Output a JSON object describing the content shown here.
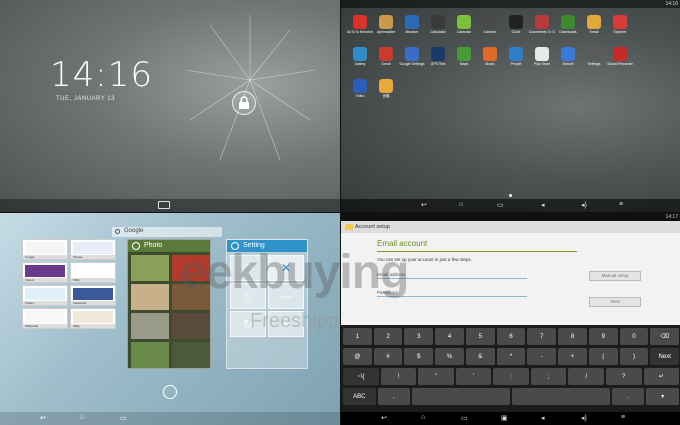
{
  "lock": {
    "time": "14:16",
    "date": "TUE, JANUARY 13"
  },
  "apps": {
    "status_time": "14:16",
    "items": [
      {
        "label": "AnTuTu Benchmark",
        "color": "#d8322a"
      },
      {
        "label": "ApkInstaller",
        "color": "#c99a4a"
      },
      {
        "label": "Browser",
        "color": "#2a6bb8"
      },
      {
        "label": "Calculator",
        "color": "#3a3a3a"
      },
      {
        "label": "Calendar",
        "color": "#7fbf3a"
      },
      {
        "label": "Camera",
        "color": "#4a4a4a"
      },
      {
        "label": "Clock",
        "color": "#222222"
      },
      {
        "label": "Documents To Go",
        "color": "#b83a3a"
      },
      {
        "label": "Downloads",
        "color": "#3d8a2e"
      },
      {
        "label": "Email",
        "color": "#e0a93a"
      },
      {
        "label": "Explorer",
        "color": "#d83a3a"
      },
      {
        "label": "",
        "color": "transparent"
      },
      {
        "label": "Gallery",
        "color": "#2f8ec8"
      },
      {
        "label": "Gmail",
        "color": "#c93a2f"
      },
      {
        "label": "Google Settings",
        "color": "#3a6cc8"
      },
      {
        "label": "GPS Test",
        "color": "#1a3a6a"
      },
      {
        "label": "Maps",
        "color": "#4a9a3a"
      },
      {
        "label": "Music",
        "color": "#e06a2a"
      },
      {
        "label": "People",
        "color": "#2f7fc8"
      },
      {
        "label": "Play Store",
        "color": "#e8e8e8"
      },
      {
        "label": "Search",
        "color": "#3a7ad8"
      },
      {
        "label": "Settings",
        "color": "#5a5a5a"
      },
      {
        "label": "Sound Recorder",
        "color": "#c82a2a"
      },
      {
        "label": "",
        "color": "transparent"
      },
      {
        "label": "Video",
        "color": "#2a5fb8"
      },
      {
        "label": "优酷",
        "color": "#e8a83a"
      }
    ]
  },
  "recent": {
    "search_label": "Google",
    "thumbs": [
      "Google",
      "Picasa",
      "Yahoo!",
      "MSN",
      "Twitter",
      "Facebook",
      "Wikipedia",
      "eBay"
    ],
    "photo_title": "Photo",
    "setting_title": "Setting"
  },
  "setup": {
    "status_time": "14:17",
    "bar_title": "Account setup",
    "heading": "Email account",
    "subtitle": "You can set up your account in just a few steps.",
    "email_placeholder": "Email address",
    "password_placeholder": "Password",
    "manual_label": "Manual setup",
    "next_label": "Next",
    "rows": [
      [
        "1",
        "2",
        "3",
        "4",
        "5",
        "6",
        "7",
        "8",
        "9",
        "0",
        "⌫"
      ],
      [
        "@",
        "#",
        "$",
        "%",
        "&",
        "*",
        "-",
        "+",
        "(",
        ")",
        "Next"
      ],
      [
        "~\\{",
        "!",
        "\"",
        "'",
        ":",
        ";",
        "/",
        "?",
        "↵"
      ],
      [
        "ABC",
        ",",
        "",
        "",
        ".",
        "▾"
      ]
    ]
  },
  "watermark": {
    "brand": "eekbuying",
    "tagline": "Freeshipp"
  }
}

------------------------------------

### Written exercise
Make an exact copy of every record, pictures excluded.

### Solution to this task
Output a JSON object describing the content shown here.
{
  "lock": {
    "time": "14:16",
    "date": "TUE, JANUARY 13"
  },
  "apps": {
    "status_time": "14:16",
    "items": [
      {
        "label": "AnTuTu Benchmark",
        "color": "#d8322a"
      },
      {
        "label": "ApkInstaller",
        "color": "#c99a4a"
      },
      {
        "label": "Browser",
        "color": "#2a6bb8"
      },
      {
        "label": "Calculator",
        "color": "#3a3a3a"
      },
      {
        "label": "Calendar",
        "color": "#7fbf3a"
      },
      {
        "label": "Camera",
        "color": "#4a4a4a"
      },
      {
        "label": "Clock",
        "color": "#222222"
      },
      {
        "label": "Documents To Go",
        "color": "#b83a3a"
      },
      {
        "label": "Downloads",
        "color": "#3d8a2e"
      },
      {
        "label": "Email",
        "color": "#e0a93a"
      },
      {
        "label": "Explorer",
        "color": "#d83a3a"
      },
      {
        "label": "",
        "color": "transparent"
      },
      {
        "label": "Gallery",
        "color": "#2f8ec8"
      },
      {
        "label": "Gmail",
        "color": "#c93a2f"
      },
      {
        "label": "Google Settings",
        "color": "#3a6cc8"
      },
      {
        "label": "GPS Test",
        "color": "#1a3a6a"
      },
      {
        "label": "Maps",
        "color": "#4a9a3a"
      },
      {
        "label": "Music",
        "color": "#e06a2a"
      },
      {
        "label": "People",
        "color": "#2f7fc8"
      },
      {
        "label": "Play Store",
        "color": "#e8e8e8"
      },
      {
        "label": "Search",
        "color": "#3a7ad8"
      },
      {
        "label": "Settings",
        "color": "#5a5a5a"
      },
      {
        "label": "Sound Recorder",
        "color": "#c82a2a"
      },
      {
        "label": "",
        "color": "transparent"
      },
      {
        "label": "Video",
        "color": "#2a5fb8"
      },
      {
        "label": "优酷",
        "color": "#e8a83a"
      }
    ]
  },
  "recent": {
    "search_label": "Google",
    "thumbs": [
      "Google",
      "Picasa",
      "Yahoo!",
      "MSN",
      "Twitter",
      "Facebook",
      "Wikipedia",
      "eBay"
    ],
    "photo_title": "Photo",
    "setting_title": "Setting"
  },
  "setup": {
    "status_time": "14:17",
    "bar_title": "Account setup",
    "heading": "Email account",
    "subtitle": "You can set up your account in just a few steps.",
    "email_placeholder": "Email address",
    "password_placeholder": "Password",
    "manual_label": "Manual setup",
    "next_label": "Next",
    "rows": [
      [
        "1",
        "2",
        "3",
        "4",
        "5",
        "6",
        "7",
        "8",
        "9",
        "0",
        "⌫"
      ],
      [
        "@",
        "#",
        "$",
        "%",
        "&",
        "*",
        "-",
        "+",
        "(",
        ")",
        "Next"
      ],
      [
        "~\\{",
        "!",
        "\"",
        "'",
        ":",
        ";",
        "/",
        "?",
        "↵"
      ],
      [
        "ABC",
        ",",
        "",
        "",
        ".",
        "▾"
      ]
    ]
  },
  "watermark": {
    "brand": "eekbuying",
    "tagline": "Freeshipp"
  }
}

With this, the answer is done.